» Problem to work on
Only a number is wanted: the count of lines in this listing that contain "JSON".

Data entries for graphics
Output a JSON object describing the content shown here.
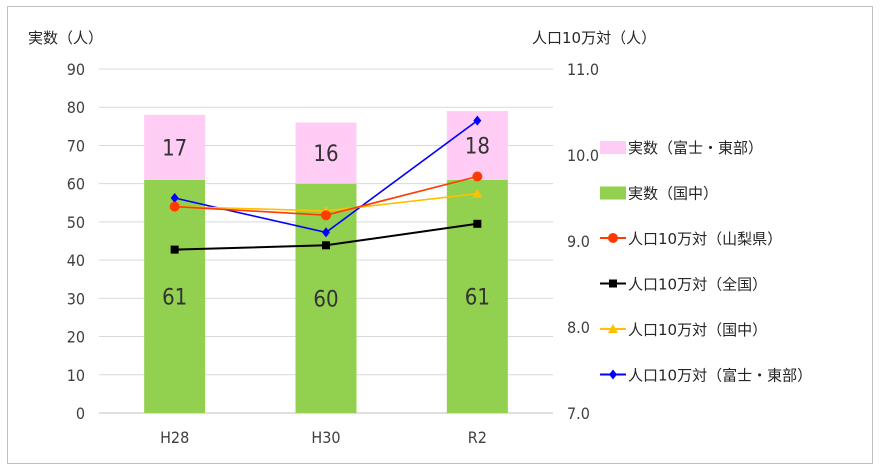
{
  "chart_data": {
    "type": "bar",
    "categories": [
      "H28",
      "H30",
      "R2"
    ],
    "ylabel_left": "実数（人）",
    "ylabel_right": "人口10万対（人）",
    "ylim_left": [
      0,
      90
    ],
    "ylim_right": [
      7.0,
      11.0
    ],
    "yticks_left": [
      "0",
      "10",
      "20",
      "30",
      "40",
      "50",
      "60",
      "70",
      "80",
      "90"
    ],
    "yticks_right": [
      "7.0",
      "8.0",
      "9.0",
      "10.0",
      "11.0"
    ],
    "grid": true,
    "legend_position": "right",
    "bar_series": [
      {
        "name": "実数（国中）",
        "values": [
          61,
          60,
          61
        ],
        "color": "#92d050"
      },
      {
        "name": "実数（富士・東部）",
        "values": [
          17,
          16,
          18
        ],
        "color": "#ffccf5"
      }
    ],
    "line_series": [
      {
        "name": "人口10万対（山梨県）",
        "values": [
          9.4,
          9.3,
          9.75
        ],
        "color": "#ff3b00",
        "marker": "circle"
      },
      {
        "name": "人口10万対（全国）",
        "values": [
          8.9,
          8.95,
          9.2
        ],
        "color": "#000000",
        "marker": "square"
      },
      {
        "name": "人口10万対（国中）",
        "values": [
          9.4,
          9.35,
          9.55
        ],
        "color": "#ffc000",
        "marker": "triangle"
      },
      {
        "name": "人口10万対（富士・東部）",
        "values": [
          9.5,
          9.1,
          10.4
        ],
        "color": "#0000ff",
        "marker": "diamond"
      }
    ],
    "legend_order": [
      "実数（富士・東部）",
      "実数（国中）",
      "人口10万対（山梨県）",
      "人口10万対（全国）",
      "人口10万対（国中）",
      "人口10万対（富士・東部）"
    ]
  }
}
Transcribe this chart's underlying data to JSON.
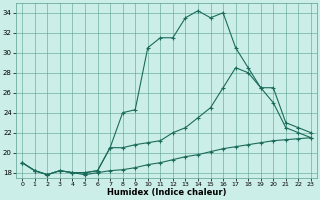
{
  "xlabel": "Humidex (Indice chaleur)",
  "bg_color": "#cceee8",
  "grid_color": "#5ba090",
  "line_color": "#1a6b5a",
  "xlim": [
    -0.5,
    23.5
  ],
  "ylim": [
    17.5,
    35.0
  ],
  "yticks": [
    18,
    20,
    22,
    24,
    26,
    28,
    30,
    32,
    34
  ],
  "xticks": [
    0,
    1,
    2,
    3,
    4,
    5,
    6,
    7,
    8,
    9,
    10,
    11,
    12,
    13,
    14,
    15,
    16,
    17,
    18,
    19,
    20,
    21,
    22,
    23
  ],
  "line1_x": [
    0,
    1,
    2,
    3,
    4,
    5,
    6,
    7,
    8,
    9,
    10,
    11,
    12,
    13,
    14,
    15,
    16,
    17,
    18,
    19,
    20,
    21,
    22,
    23
  ],
  "line1_y": [
    19.0,
    18.2,
    17.8,
    18.2,
    18.0,
    17.8,
    18.0,
    18.2,
    18.3,
    18.5,
    18.8,
    19.0,
    19.3,
    19.6,
    19.8,
    20.1,
    20.4,
    20.6,
    20.8,
    21.0,
    21.2,
    21.3,
    21.4,
    21.5
  ],
  "line2_x": [
    0,
    1,
    2,
    3,
    4,
    5,
    6,
    7,
    8,
    9,
    10,
    11,
    12,
    13,
    14,
    15,
    16,
    17,
    18,
    19,
    20,
    21,
    22,
    23
  ],
  "line2_y": [
    19.0,
    18.2,
    17.8,
    18.2,
    18.0,
    18.0,
    18.2,
    20.5,
    20.5,
    20.8,
    21.0,
    21.2,
    22.0,
    22.5,
    23.5,
    24.5,
    26.5,
    28.5,
    28.0,
    26.5,
    25.0,
    22.5,
    22.0,
    21.5
  ],
  "line3_x": [
    0,
    1,
    2,
    3,
    4,
    5,
    6,
    7,
    8,
    9,
    10,
    11,
    12,
    13,
    14,
    15,
    16,
    17,
    18,
    19,
    20,
    21,
    22,
    23
  ],
  "line3_y": [
    19.0,
    18.2,
    17.8,
    18.2,
    18.0,
    18.0,
    18.2,
    20.5,
    24.0,
    24.3,
    30.5,
    31.5,
    31.5,
    33.5,
    34.2,
    33.5,
    34.0,
    30.5,
    28.5,
    26.5,
    26.5,
    23.0,
    22.5,
    22.0
  ]
}
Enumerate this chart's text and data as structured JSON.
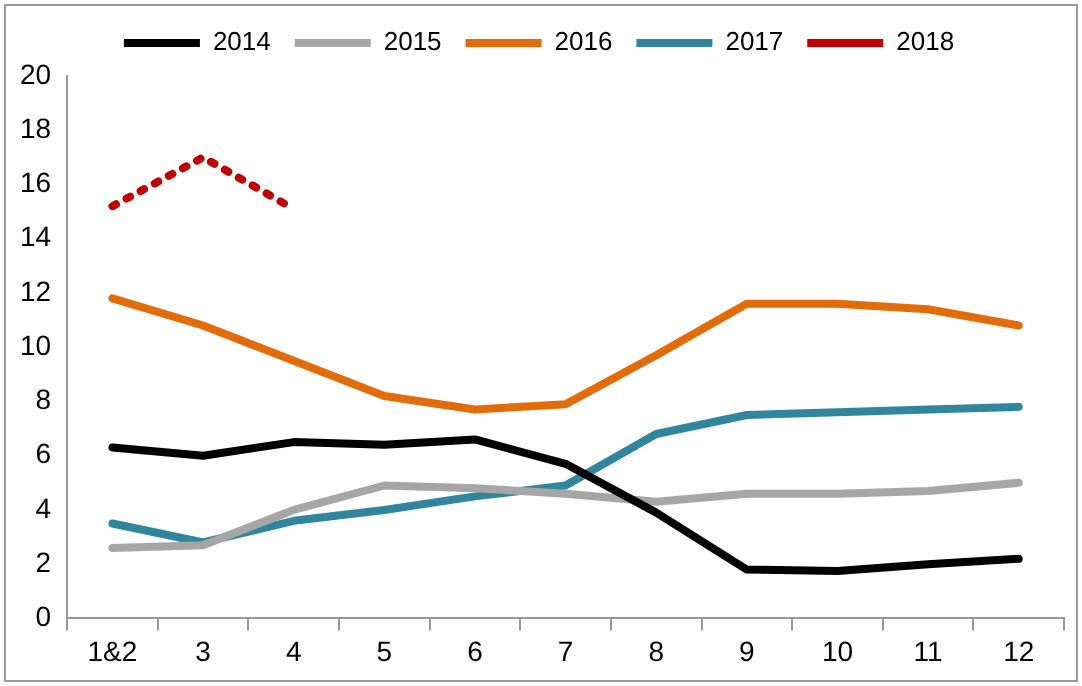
{
  "chart_data": {
    "type": "line",
    "categories": [
      "1&2",
      "3",
      "4",
      "5",
      "6",
      "7",
      "8",
      "9",
      "10",
      "11",
      "12"
    ],
    "series": [
      {
        "name": "2014",
        "color": "#000000",
        "values": [
          6.3,
          6.0,
          6.5,
          6.4,
          6.6,
          5.7,
          3.9,
          1.8,
          1.75,
          2.0,
          2.2
        ]
      },
      {
        "name": "2015",
        "color": "#a6a6a6",
        "values": [
          2.6,
          2.7,
          4.0,
          4.9,
          4.8,
          4.6,
          4.3,
          4.6,
          4.6,
          4.7,
          5.0
        ]
      },
      {
        "name": "2016",
        "color": "#e36c0a",
        "values": [
          11.8,
          10.8,
          9.5,
          8.2,
          7.7,
          7.9,
          9.7,
          11.6,
          11.6,
          11.4,
          10.8
        ]
      },
      {
        "name": "2017",
        "color": "#31859c",
        "values": [
          3.5,
          2.8,
          3.6,
          4.0,
          4.5,
          4.9,
          6.8,
          7.5,
          7.6,
          7.7,
          7.8
        ]
      },
      {
        "name": "2018",
        "color": "#c00000",
        "line_style": "dotted",
        "values": [
          15.2,
          17.0,
          15.1,
          null,
          null,
          null,
          null,
          null,
          null,
          null,
          null
        ]
      }
    ],
    "ylim": [
      0,
      20
    ],
    "yticks": [
      0,
      2,
      4,
      6,
      8,
      10,
      12,
      14,
      16,
      18,
      20
    ],
    "grid": false,
    "legend": "top",
    "marker": "none",
    "line_style": "solid"
  }
}
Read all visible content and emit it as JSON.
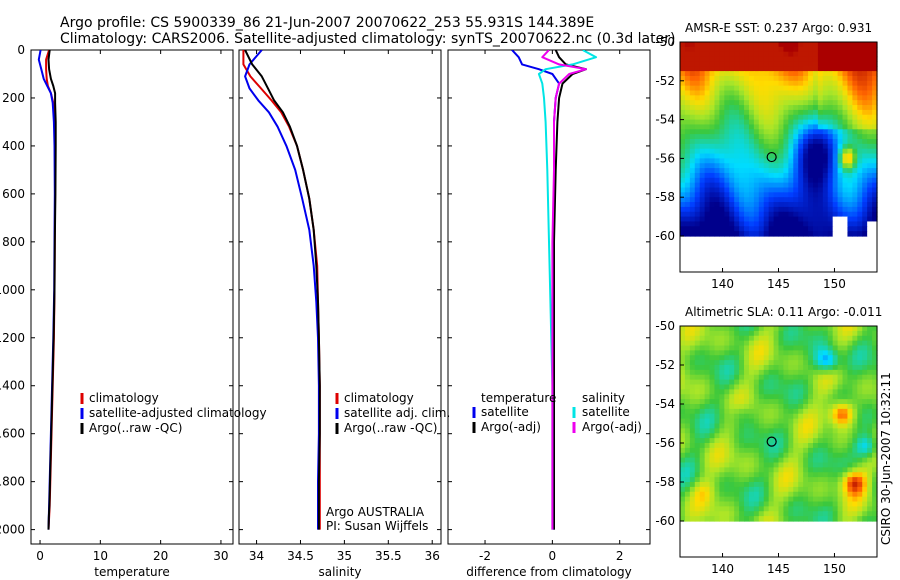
{
  "chart_data": {
    "type": "line",
    "title": {
      "line1": "Argo profile: CS 5900339_86 21-Jun-2007 20070622_253 55.931S 144.389E",
      "line2": "Climatology: CARS2006. Satellite-adjusted climatology: synTS_20070622.nc (0.3d later)"
    },
    "colors": {
      "climatology": "#dd0000",
      "satellite": "#0000ee",
      "argo": "#000000",
      "cyan": "#00e5e5",
      "magenta": "#ee00ee"
    },
    "depth_axis": {
      "ylim": [
        0,
        2060
      ],
      "ticks": [
        "0",
        "200",
        "400",
        "600",
        "800",
        "1000",
        "1200",
        "1400",
        "1600",
        "1800",
        "2000"
      ],
      "tick_values": [
        0,
        200,
        400,
        600,
        800,
        1000,
        1200,
        1400,
        1600,
        1800,
        2000
      ]
    },
    "panels": [
      {
        "id": "temperature",
        "xlabel": "temperature",
        "xlim": [
          -1.5,
          32
        ],
        "xticks": [
          "0",
          "10",
          "20",
          "30"
        ],
        "xtick_values": [
          0,
          10,
          20,
          30
        ],
        "legend": [
          "climatology",
          "satellite-adjusted climatology",
          "Argo(..raw -QC)"
        ],
        "series": [
          {
            "name": "climatology",
            "color": "red",
            "x": [
              1.5,
              1.0,
              1.0,
              1.1,
              1.3,
              1.8,
              2.2,
              2.4,
              2.5,
              2.5,
              2.45,
              2.4,
              2.3,
              2.1,
              1.9,
              1.7,
              1.6,
              1.5,
              1.4
            ],
            "y": [
              0,
              40,
              80,
              120,
              150,
              180,
              220,
              300,
              400,
              600,
              800,
              1000,
              1200,
              1400,
              1600,
              1800,
              1900,
              1950,
              2000
            ]
          },
          {
            "name": "satellite",
            "color": "blue",
            "x": [
              0.1,
              -0.2,
              0.2,
              0.6,
              1.2,
              1.8,
              2.1,
              2.3,
              2.4,
              2.45,
              2.4,
              2.35,
              2.2,
              2.0,
              1.8,
              1.6,
              1.5,
              1.45,
              1.4
            ],
            "y": [
              0,
              40,
              80,
              120,
              150,
              180,
              220,
              300,
              400,
              600,
              800,
              1000,
              1200,
              1400,
              1600,
              1800,
              1900,
              1950,
              2000
            ]
          },
          {
            "name": "argo",
            "color": "black",
            "x": [
              1.6,
              1.4,
              1.5,
              1.8,
              2.2,
              2.5,
              2.5,
              2.6,
              2.6,
              2.55,
              2.45,
              2.4,
              2.25,
              2.05,
              1.85,
              1.65,
              1.55,
              1.45,
              1.4
            ],
            "y": [
              0,
              40,
              80,
              120,
              150,
              180,
              220,
              300,
              400,
              600,
              800,
              1000,
              1200,
              1400,
              1600,
              1800,
              1900,
              1950,
              2000
            ]
          }
        ]
      },
      {
        "id": "salinity",
        "xlabel": "salinity",
        "xlim": [
          33.8,
          36.1
        ],
        "xticks": [
          "34",
          "34.5",
          "35",
          "35.5",
          "36"
        ],
        "xtick_values": [
          34,
          34.5,
          35,
          35.5,
          36
        ],
        "legend": [
          "climatology",
          "satellite adj. clim.",
          "Argo(..raw -QC)"
        ],
        "note": [
          "Argo AUSTRALIA",
          "PI: Susan Wijffels"
        ],
        "series": [
          {
            "name": "climatology",
            "color": "red",
            "x": [
              33.85,
              33.85,
              33.93,
              34.05,
              34.17,
              34.28,
              34.37,
              34.46,
              34.53,
              34.6,
              34.65,
              34.69,
              34.7,
              34.71,
              34.72,
              34.72,
              34.72,
              34.72
            ],
            "y": [
              0,
              60,
              110,
              160,
              210,
              260,
              320,
              400,
              500,
              620,
              750,
              900,
              1050,
              1200,
              1400,
              1600,
              1800,
              2000
            ]
          },
          {
            "name": "satellite",
            "color": "blue",
            "x": [
              34.06,
              33.92,
              33.87,
              33.92,
              34.02,
              34.14,
              34.24,
              34.34,
              34.44,
              34.52,
              34.6,
              34.65,
              34.68,
              34.7,
              34.71,
              34.71,
              34.7,
              34.7
            ],
            "y": [
              0,
              60,
              110,
              160,
              210,
              260,
              320,
              400,
              500,
              620,
              750,
              900,
              1050,
              1200,
              1400,
              1600,
              1800,
              2000
            ]
          },
          {
            "name": "argo",
            "color": "black",
            "x": [
              33.87,
              33.95,
              34.06,
              34.13,
              34.2,
              34.3,
              34.38,
              34.46,
              34.53,
              34.6,
              34.65,
              34.68,
              34.7,
              34.71,
              34.72,
              34.72,
              34.71,
              34.71
            ],
            "y": [
              0,
              60,
              110,
              160,
              210,
              260,
              320,
              400,
              500,
              620,
              750,
              900,
              1050,
              1200,
              1400,
              1600,
              1800,
              2000
            ]
          }
        ]
      },
      {
        "id": "difference",
        "xlabel": "difference from climatology",
        "xlim": [
          -3.1,
          2.9
        ],
        "xticks": [
          "-2",
          "0",
          "2"
        ],
        "xtick_values": [
          -2,
          0,
          2
        ],
        "legend_left_title": "temperature",
        "legend_right_title": "salinity",
        "legend_left": [
          "satellite",
          "Argo(-adj)"
        ],
        "legend_right": [
          "satellite",
          "Argo(-adj)"
        ],
        "series": [
          {
            "name": "temperature satellite",
            "color": "blue",
            "x": [
              -1.2,
              -1.0,
              -0.9,
              -0.4,
              0.0,
              0.2,
              0.1,
              0.05,
              0.05,
              0.05,
              0.05,
              0.05,
              0.05,
              0.05,
              0.05
            ],
            "y": [
              0,
              30,
              60,
              80,
              100,
              140,
              200,
              300,
              500,
              800,
              1100,
              1400,
              1600,
              1800,
              2000
            ]
          },
          {
            "name": "temperature argo",
            "color": "black",
            "x": [
              0.1,
              0.2,
              0.4,
              1.0,
              0.6,
              0.3,
              0.2,
              0.15,
              0.1,
              0.05,
              0.05,
              0.05,
              0.05,
              0.05,
              0.05
            ],
            "y": [
              0,
              30,
              60,
              80,
              100,
              140,
              200,
              300,
              500,
              800,
              1100,
              1400,
              1600,
              1800,
              2000
            ]
          },
          {
            "name": "salinity satellite",
            "color": "cyan",
            "x": [
              0.9,
              1.3,
              0.6,
              -0.2,
              -0.4,
              -0.3,
              -0.25,
              -0.2,
              -0.15,
              -0.1,
              -0.05,
              0.0,
              0.0,
              0.0,
              0.0
            ],
            "y": [
              0,
              30,
              60,
              80,
              100,
              140,
              200,
              300,
              500,
              800,
              1100,
              1400,
              1600,
              1800,
              2000
            ]
          },
          {
            "name": "salinity argo",
            "color": "magenta",
            "x": [
              -0.1,
              -0.3,
              0.2,
              1.0,
              0.5,
              0.2,
              0.1,
              0.05,
              0.05,
              0.0,
              0.0,
              0.0,
              0.0,
              0.0,
              0.0
            ],
            "y": [
              0,
              30,
              60,
              80,
              100,
              140,
              200,
              300,
              500,
              800,
              1100,
              1400,
              1600,
              1800,
              2000
            ]
          }
        ]
      }
    ],
    "maps": [
      {
        "id": "sst",
        "title": "AMSR-E SST: 0.237 Argo: 0.931",
        "kind": "sst",
        "xticks": [
          "140",
          "145",
          "150"
        ],
        "xtick_values": [
          140,
          145,
          150
        ],
        "yticks": [
          "-50",
          "-52",
          "-54",
          "-56",
          "-58",
          "-60"
        ],
        "ytick_values": [
          -50,
          -52,
          -54,
          -56,
          -58,
          -60
        ],
        "lon_range": [
          136.2,
          153.8
        ],
        "lat_range": [
          -50,
          -60
        ],
        "argo_lon": 144.389,
        "argo_lat": -55.931
      },
      {
        "id": "sla",
        "title": "Altimetric SLA: 0.11 Argo: -0.011",
        "kind": "sla",
        "xticks": [
          "140",
          "145",
          "150"
        ],
        "xtick_values": [
          140,
          145,
          150
        ],
        "yticks": [
          "-50",
          "-52",
          "-54",
          "-56",
          "-58",
          "-60"
        ],
        "ytick_values": [
          -50,
          -52,
          -54,
          -56,
          -58,
          -60
        ],
        "lon_range": [
          136.2,
          153.8
        ],
        "lat_range": [
          -50,
          -60
        ],
        "argo_lon": 144.389,
        "argo_lat": -55.931
      }
    ],
    "credit": "CSIRO 30-Jun-2007 10:32:11"
  }
}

» Response for this exercise
4